##### Records provided
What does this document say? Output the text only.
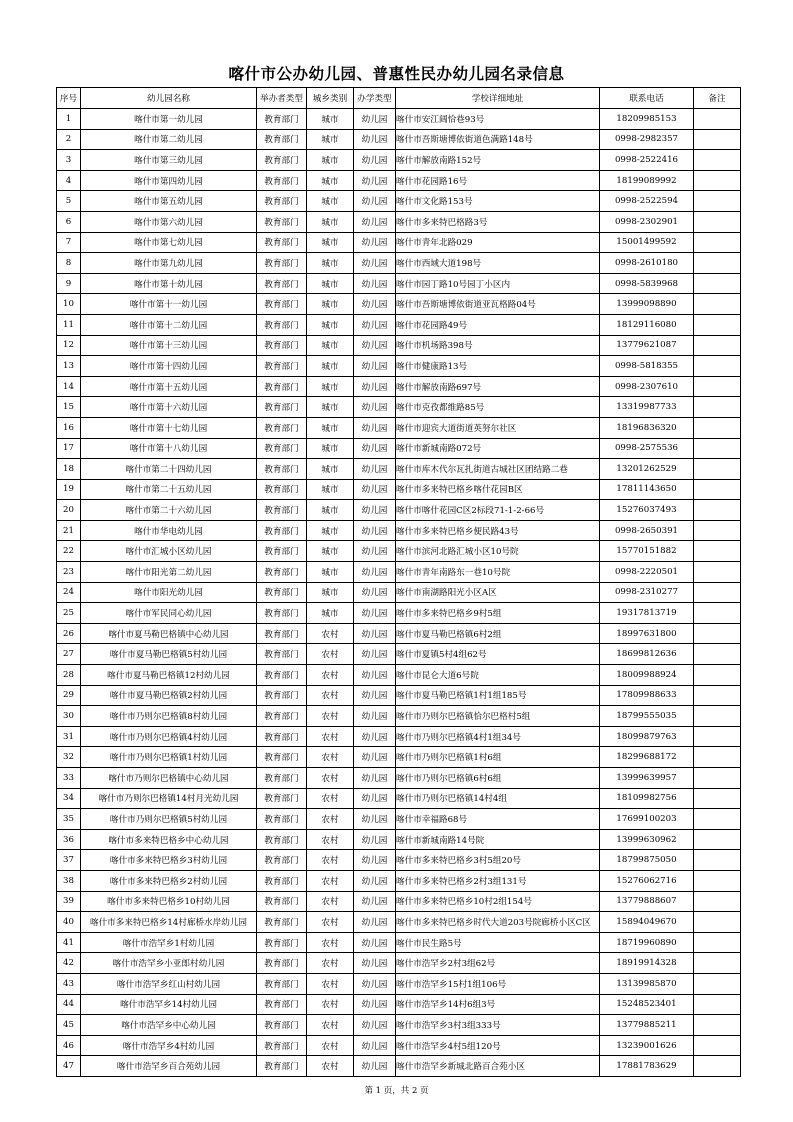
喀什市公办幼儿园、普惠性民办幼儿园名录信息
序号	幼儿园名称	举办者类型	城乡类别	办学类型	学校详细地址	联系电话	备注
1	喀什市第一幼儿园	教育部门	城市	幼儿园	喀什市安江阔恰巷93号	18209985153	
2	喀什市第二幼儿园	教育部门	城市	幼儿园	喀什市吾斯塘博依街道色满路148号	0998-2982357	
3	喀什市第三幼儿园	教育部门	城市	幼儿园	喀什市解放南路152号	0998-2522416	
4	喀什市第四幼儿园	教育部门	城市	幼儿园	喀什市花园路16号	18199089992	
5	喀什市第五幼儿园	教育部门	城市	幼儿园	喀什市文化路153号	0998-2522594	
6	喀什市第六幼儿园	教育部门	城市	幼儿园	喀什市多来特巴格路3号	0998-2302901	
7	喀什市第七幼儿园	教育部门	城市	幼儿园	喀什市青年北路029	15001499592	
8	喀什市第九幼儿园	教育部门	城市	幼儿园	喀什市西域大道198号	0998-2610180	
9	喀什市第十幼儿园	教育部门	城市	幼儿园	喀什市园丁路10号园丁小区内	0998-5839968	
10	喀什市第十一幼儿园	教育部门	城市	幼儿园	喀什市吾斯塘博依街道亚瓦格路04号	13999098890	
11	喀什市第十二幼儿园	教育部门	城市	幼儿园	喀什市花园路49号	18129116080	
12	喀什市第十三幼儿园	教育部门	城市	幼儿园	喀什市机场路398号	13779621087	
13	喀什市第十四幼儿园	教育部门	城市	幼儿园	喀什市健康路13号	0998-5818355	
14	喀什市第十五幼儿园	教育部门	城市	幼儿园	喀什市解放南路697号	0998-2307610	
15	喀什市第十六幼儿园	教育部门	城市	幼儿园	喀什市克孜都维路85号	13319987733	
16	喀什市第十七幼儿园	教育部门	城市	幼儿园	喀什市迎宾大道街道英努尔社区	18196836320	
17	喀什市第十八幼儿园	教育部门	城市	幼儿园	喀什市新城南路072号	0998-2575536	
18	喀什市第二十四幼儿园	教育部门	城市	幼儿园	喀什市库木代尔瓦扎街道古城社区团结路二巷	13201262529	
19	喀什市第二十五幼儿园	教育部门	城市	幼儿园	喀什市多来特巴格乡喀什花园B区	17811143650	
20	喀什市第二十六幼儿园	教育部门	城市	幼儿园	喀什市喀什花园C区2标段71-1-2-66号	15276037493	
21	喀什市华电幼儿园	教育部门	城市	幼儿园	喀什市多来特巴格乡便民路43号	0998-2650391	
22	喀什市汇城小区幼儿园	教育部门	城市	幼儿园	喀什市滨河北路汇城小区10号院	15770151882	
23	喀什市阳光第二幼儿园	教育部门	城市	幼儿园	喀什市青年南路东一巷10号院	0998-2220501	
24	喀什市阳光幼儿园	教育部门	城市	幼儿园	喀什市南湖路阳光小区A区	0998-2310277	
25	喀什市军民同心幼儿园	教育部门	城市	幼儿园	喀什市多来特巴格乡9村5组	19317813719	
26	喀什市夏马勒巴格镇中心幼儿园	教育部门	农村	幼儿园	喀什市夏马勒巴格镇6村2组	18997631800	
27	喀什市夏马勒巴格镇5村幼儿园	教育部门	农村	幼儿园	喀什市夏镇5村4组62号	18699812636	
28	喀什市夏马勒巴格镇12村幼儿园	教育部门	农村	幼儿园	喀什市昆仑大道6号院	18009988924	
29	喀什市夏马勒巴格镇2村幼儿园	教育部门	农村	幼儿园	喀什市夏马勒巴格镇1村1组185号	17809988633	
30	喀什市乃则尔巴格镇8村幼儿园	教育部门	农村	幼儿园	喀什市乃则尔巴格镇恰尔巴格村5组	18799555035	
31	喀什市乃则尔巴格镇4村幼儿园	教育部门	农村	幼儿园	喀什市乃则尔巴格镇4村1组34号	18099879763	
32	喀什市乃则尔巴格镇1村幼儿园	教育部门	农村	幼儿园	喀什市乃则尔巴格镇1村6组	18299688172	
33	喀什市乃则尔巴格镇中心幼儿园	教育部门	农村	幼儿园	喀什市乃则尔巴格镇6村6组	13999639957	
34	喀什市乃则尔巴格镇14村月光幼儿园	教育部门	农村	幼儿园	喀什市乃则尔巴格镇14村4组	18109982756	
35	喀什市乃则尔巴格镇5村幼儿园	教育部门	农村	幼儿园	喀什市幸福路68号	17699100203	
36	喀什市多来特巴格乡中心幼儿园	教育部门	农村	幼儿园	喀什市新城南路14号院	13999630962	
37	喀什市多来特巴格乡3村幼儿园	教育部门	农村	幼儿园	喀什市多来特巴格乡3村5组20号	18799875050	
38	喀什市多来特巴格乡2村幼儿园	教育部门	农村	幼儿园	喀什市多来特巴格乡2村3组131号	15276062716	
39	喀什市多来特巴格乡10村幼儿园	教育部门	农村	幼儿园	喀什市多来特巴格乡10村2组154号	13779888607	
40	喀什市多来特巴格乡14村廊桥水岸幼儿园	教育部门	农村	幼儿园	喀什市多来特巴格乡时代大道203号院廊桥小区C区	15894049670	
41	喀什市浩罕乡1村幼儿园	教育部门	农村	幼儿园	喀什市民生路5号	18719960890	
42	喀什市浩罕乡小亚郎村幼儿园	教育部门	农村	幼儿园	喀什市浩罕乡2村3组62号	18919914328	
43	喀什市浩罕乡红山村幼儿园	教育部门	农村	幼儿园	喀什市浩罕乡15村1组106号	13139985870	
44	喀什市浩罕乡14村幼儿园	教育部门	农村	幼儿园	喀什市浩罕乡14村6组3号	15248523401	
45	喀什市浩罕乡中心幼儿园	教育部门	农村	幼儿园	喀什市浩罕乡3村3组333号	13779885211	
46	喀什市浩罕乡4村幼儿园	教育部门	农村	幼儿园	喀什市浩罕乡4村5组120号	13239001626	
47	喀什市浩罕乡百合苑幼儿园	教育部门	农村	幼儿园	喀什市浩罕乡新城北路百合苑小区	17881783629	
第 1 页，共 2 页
##########
##### Records provided
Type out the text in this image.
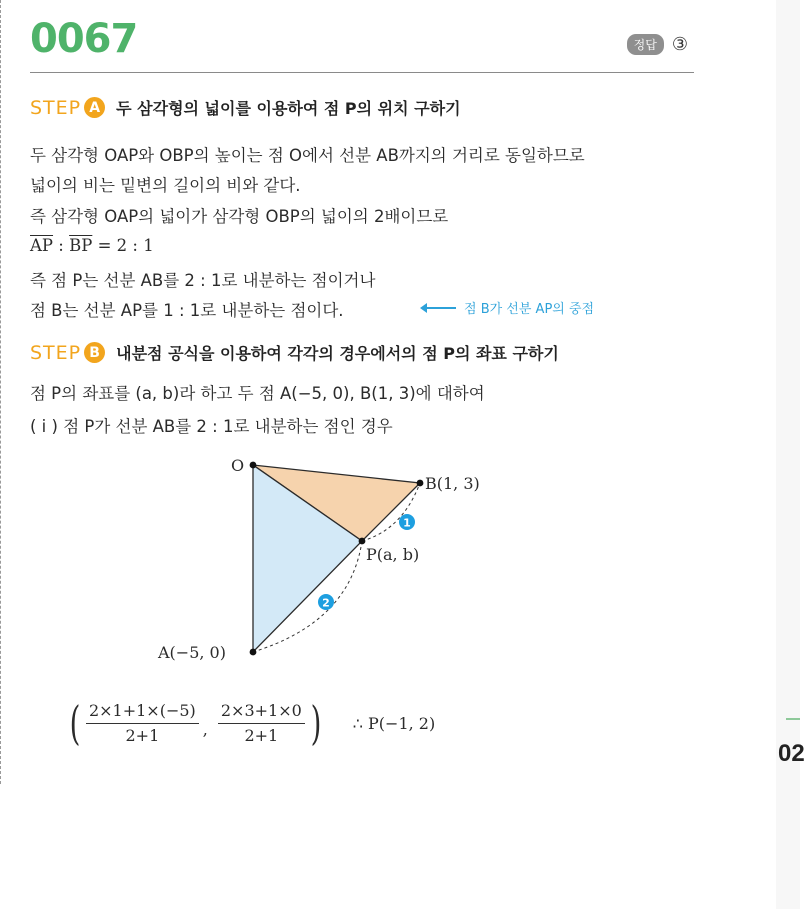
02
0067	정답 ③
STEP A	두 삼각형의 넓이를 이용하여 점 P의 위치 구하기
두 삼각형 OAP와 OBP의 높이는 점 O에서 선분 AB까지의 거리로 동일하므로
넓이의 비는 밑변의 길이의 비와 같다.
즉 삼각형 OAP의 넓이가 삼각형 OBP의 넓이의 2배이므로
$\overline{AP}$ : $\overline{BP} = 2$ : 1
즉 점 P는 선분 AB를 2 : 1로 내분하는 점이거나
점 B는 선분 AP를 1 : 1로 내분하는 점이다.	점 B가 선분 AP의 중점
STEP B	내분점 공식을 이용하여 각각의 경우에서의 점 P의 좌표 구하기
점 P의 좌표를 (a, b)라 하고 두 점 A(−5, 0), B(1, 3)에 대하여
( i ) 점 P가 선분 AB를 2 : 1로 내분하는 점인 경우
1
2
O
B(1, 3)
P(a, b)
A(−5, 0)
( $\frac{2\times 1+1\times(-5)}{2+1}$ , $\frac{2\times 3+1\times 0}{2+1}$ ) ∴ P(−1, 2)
##########
### What the task asks
Provide the number of lines in the data above that contain the string "text", and nothing else.

### Correct answer
2